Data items
## Start

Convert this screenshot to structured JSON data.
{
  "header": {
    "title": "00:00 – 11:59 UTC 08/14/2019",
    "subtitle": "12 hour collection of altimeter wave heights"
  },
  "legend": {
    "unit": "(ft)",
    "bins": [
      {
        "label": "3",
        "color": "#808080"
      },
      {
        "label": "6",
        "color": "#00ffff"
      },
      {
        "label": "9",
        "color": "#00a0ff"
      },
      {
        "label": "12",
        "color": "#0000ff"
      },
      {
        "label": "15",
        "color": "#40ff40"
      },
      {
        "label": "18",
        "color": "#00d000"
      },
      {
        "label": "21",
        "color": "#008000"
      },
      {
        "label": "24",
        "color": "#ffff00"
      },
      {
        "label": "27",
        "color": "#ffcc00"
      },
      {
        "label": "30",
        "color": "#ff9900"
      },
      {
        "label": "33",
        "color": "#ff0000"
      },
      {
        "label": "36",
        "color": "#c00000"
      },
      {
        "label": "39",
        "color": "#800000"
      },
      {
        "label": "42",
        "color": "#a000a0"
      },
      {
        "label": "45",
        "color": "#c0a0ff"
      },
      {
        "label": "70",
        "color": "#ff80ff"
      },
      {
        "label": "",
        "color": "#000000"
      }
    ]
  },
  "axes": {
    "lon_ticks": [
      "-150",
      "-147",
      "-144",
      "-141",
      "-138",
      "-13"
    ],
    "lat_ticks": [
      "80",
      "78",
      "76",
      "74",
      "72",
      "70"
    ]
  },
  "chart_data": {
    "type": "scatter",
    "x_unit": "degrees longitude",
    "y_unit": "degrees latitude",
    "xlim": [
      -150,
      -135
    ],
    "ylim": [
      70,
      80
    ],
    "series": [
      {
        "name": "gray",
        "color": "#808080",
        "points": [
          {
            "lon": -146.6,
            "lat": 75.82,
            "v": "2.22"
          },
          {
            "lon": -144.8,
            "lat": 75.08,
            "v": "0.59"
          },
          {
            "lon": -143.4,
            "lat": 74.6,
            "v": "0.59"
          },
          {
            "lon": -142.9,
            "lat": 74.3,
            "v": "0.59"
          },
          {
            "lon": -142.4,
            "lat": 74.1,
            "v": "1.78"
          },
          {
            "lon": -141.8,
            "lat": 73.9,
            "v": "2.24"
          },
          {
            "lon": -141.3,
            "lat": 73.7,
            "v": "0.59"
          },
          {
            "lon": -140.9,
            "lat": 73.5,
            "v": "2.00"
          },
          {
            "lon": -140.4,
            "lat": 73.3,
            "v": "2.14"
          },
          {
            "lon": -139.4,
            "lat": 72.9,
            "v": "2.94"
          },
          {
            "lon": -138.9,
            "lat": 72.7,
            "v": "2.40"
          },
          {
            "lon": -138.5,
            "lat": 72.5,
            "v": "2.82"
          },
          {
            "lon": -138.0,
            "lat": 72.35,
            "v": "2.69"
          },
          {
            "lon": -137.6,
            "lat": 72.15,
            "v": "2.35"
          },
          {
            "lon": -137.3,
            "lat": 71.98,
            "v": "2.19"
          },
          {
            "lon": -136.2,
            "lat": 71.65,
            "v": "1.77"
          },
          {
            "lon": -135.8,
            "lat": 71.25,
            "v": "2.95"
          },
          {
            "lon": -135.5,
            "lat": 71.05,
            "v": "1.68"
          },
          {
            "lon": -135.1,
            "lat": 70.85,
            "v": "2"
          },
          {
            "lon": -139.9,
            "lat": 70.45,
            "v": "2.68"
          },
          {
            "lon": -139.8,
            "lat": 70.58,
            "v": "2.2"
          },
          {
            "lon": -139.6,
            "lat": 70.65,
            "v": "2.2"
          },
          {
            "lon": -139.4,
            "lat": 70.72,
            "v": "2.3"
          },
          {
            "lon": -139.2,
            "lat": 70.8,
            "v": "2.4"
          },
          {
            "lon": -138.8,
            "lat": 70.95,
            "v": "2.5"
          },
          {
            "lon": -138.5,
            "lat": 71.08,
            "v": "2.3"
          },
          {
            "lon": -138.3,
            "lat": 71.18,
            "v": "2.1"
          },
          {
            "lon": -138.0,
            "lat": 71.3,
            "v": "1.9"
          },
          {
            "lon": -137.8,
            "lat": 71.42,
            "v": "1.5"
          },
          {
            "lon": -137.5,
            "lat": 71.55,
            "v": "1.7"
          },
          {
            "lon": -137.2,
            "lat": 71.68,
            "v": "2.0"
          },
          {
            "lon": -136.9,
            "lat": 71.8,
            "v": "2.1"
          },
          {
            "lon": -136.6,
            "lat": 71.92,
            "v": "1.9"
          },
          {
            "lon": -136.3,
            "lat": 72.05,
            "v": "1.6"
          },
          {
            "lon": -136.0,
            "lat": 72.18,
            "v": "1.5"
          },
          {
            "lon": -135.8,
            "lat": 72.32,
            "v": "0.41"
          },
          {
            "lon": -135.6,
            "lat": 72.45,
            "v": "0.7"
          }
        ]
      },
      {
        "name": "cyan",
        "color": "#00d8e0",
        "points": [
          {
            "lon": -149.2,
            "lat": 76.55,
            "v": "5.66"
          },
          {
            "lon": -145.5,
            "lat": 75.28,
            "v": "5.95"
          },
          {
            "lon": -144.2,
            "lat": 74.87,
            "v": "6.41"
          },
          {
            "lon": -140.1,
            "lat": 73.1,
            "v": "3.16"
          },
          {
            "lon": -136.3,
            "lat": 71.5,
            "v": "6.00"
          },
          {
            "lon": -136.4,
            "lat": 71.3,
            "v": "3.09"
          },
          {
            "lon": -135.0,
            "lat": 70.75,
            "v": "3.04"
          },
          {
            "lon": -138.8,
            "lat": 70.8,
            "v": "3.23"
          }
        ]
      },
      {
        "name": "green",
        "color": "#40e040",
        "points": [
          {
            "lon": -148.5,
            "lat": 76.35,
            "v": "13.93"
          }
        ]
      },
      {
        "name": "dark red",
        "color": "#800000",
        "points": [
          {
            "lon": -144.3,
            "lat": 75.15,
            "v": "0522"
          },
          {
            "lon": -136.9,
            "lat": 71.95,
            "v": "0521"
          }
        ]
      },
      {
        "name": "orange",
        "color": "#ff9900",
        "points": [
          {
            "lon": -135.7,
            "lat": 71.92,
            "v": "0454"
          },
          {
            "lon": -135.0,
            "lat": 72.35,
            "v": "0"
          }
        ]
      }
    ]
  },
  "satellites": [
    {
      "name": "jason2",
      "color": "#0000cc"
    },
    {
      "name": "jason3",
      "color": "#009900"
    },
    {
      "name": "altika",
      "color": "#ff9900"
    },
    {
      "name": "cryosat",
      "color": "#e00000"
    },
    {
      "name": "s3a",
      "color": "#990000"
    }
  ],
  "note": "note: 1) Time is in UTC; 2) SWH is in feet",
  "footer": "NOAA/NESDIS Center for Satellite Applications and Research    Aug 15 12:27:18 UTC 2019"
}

## End

Task statement: Using the listing above, retype each line exactly.

Task answer:
Convert this screenshot to structured JSON data.
{
  "header": {
    "title": "00:00 – 11:59 UTC 08/14/2019",
    "subtitle": "12 hour collection of altimeter wave heights"
  },
  "legend": {
    "unit": "(ft)",
    "bins": [
      {
        "label": "3",
        "color": "#808080"
      },
      {
        "label": "6",
        "color": "#00ffff"
      },
      {
        "label": "9",
        "color": "#00a0ff"
      },
      {
        "label": "12",
        "color": "#0000ff"
      },
      {
        "label": "15",
        "color": "#40ff40"
      },
      {
        "label": "18",
        "color": "#00d000"
      },
      {
        "label": "21",
        "color": "#008000"
      },
      {
        "label": "24",
        "color": "#ffff00"
      },
      {
        "label": "27",
        "color": "#ffcc00"
      },
      {
        "label": "30",
        "color": "#ff9900"
      },
      {
        "label": "33",
        "color": "#ff0000"
      },
      {
        "label": "36",
        "color": "#c00000"
      },
      {
        "label": "39",
        "color": "#800000"
      },
      {
        "label": "42",
        "color": "#a000a0"
      },
      {
        "label": "45",
        "color": "#c0a0ff"
      },
      {
        "label": "70",
        "color": "#ff80ff"
      },
      {
        "label": "",
        "color": "#000000"
      }
    ]
  },
  "axes": {
    "lon_ticks": [
      "-150",
      "-147",
      "-144",
      "-141",
      "-138",
      "-13"
    ],
    "lat_ticks": [
      "80",
      "78",
      "76",
      "74",
      "72",
      "70"
    ]
  },
  "chart_data": {
    "type": "scatter",
    "x_unit": "degrees longitude",
    "y_unit": "degrees latitude",
    "xlim": [
      -150,
      -135
    ],
    "ylim": [
      70,
      80
    ],
    "series": [
      {
        "name": "gray",
        "color": "#808080",
        "points": [
          {
            "lon": -146.6,
            "lat": 75.82,
            "v": "2.22"
          },
          {
            "lon": -144.8,
            "lat": 75.08,
            "v": "0.59"
          },
          {
            "lon": -143.4,
            "lat": 74.6,
            "v": "0.59"
          },
          {
            "lon": -142.9,
            "lat": 74.3,
            "v": "0.59"
          },
          {
            "lon": -142.4,
            "lat": 74.1,
            "v": "1.78"
          },
          {
            "lon": -141.8,
            "lat": 73.9,
            "v": "2.24"
          },
          {
            "lon": -141.3,
            "lat": 73.7,
            "v": "0.59"
          },
          {
            "lon": -140.9,
            "lat": 73.5,
            "v": "2.00"
          },
          {
            "lon": -140.4,
            "lat": 73.3,
            "v": "2.14"
          },
          {
            "lon": -139.4,
            "lat": 72.9,
            "v": "2.94"
          },
          {
            "lon": -138.9,
            "lat": 72.7,
            "v": "2.40"
          },
          {
            "lon": -138.5,
            "lat": 72.5,
            "v": "2.82"
          },
          {
            "lon": -138.0,
            "lat": 72.35,
            "v": "2.69"
          },
          {
            "lon": -137.6,
            "lat": 72.15,
            "v": "2.35"
          },
          {
            "lon": -137.3,
            "lat": 71.98,
            "v": "2.19"
          },
          {
            "lon": -136.2,
            "lat": 71.65,
            "v": "1.77"
          },
          {
            "lon": -135.8,
            "lat": 71.25,
            "v": "2.95"
          },
          {
            "lon": -135.5,
            "lat": 71.05,
            "v": "1.68"
          },
          {
            "lon": -135.1,
            "lat": 70.85,
            "v": "2"
          },
          {
            "lon": -139.9,
            "lat": 70.45,
            "v": "2.68"
          },
          {
            "lon": -139.8,
            "lat": 70.58,
            "v": "2.2"
          },
          {
            "lon": -139.6,
            "lat": 70.65,
            "v": "2.2"
          },
          {
            "lon": -139.4,
            "lat": 70.72,
            "v": "2.3"
          },
          {
            "lon": -139.2,
            "lat": 70.8,
            "v": "2.4"
          },
          {
            "lon": -138.8,
            "lat": 70.95,
            "v": "2.5"
          },
          {
            "lon": -138.5,
            "lat": 71.08,
            "v": "2.3"
          },
          {
            "lon": -138.3,
            "lat": 71.18,
            "v": "2.1"
          },
          {
            "lon": -138.0,
            "lat": 71.3,
            "v": "1.9"
          },
          {
            "lon": -137.8,
            "lat": 71.42,
            "v": "1.5"
          },
          {
            "lon": -137.5,
            "lat": 71.55,
            "v": "1.7"
          },
          {
            "lon": -137.2,
            "lat": 71.68,
            "v": "2.0"
          },
          {
            "lon": -136.9,
            "lat": 71.8,
            "v": "2.1"
          },
          {
            "lon": -136.6,
            "lat": 71.92,
            "v": "1.9"
          },
          {
            "lon": -136.3,
            "lat": 72.05,
            "v": "1.6"
          },
          {
            "lon": -136.0,
            "lat": 72.18,
            "v": "1.5"
          },
          {
            "lon": -135.8,
            "lat": 72.32,
            "v": "0.41"
          },
          {
            "lon": -135.6,
            "lat": 72.45,
            "v": "0.7"
          }
        ]
      },
      {
        "name": "cyan",
        "color": "#00d8e0",
        "points": [
          {
            "lon": -149.2,
            "lat": 76.55,
            "v": "5.66"
          },
          {
            "lon": -145.5,
            "lat": 75.28,
            "v": "5.95"
          },
          {
            "lon": -144.2,
            "lat": 74.87,
            "v": "6.41"
          },
          {
            "lon": -140.1,
            "lat": 73.1,
            "v": "3.16"
          },
          {
            "lon": -136.3,
            "lat": 71.5,
            "v": "6.00"
          },
          {
            "lon": -136.4,
            "lat": 71.3,
            "v": "3.09"
          },
          {
            "lon": -135.0,
            "lat": 70.75,
            "v": "3.04"
          },
          {
            "lon": -138.8,
            "lat": 70.8,
            "v": "3.23"
          }
        ]
      },
      {
        "name": "green",
        "color": "#40e040",
        "points": [
          {
            "lon": -148.5,
            "lat": 76.35,
            "v": "13.93"
          }
        ]
      },
      {
        "name": "dark red",
        "color": "#800000",
        "points": [
          {
            "lon": -144.3,
            "lat": 75.15,
            "v": "0522"
          },
          {
            "lon": -136.9,
            "lat": 71.95,
            "v": "0521"
          }
        ]
      },
      {
        "name": "orange",
        "color": "#ff9900",
        "points": [
          {
            "lon": -135.7,
            "lat": 71.92,
            "v": "0454"
          },
          {
            "lon": -135.0,
            "lat": 72.35,
            "v": "0"
          }
        ]
      }
    ]
  },
  "satellites": [
    {
      "name": "jason2",
      "color": "#0000cc"
    },
    {
      "name": "jason3",
      "color": "#009900"
    },
    {
      "name": "altika",
      "color": "#ff9900"
    },
    {
      "name": "cryosat",
      "color": "#e00000"
    },
    {
      "name": "s3a",
      "color": "#990000"
    }
  ],
  "note": "note: 1) Time is in UTC; 2) SWH is in feet",
  "footer": "NOAA/NESDIS Center for Satellite Applications and Research    Aug 15 12:27:18 UTC 2019"
}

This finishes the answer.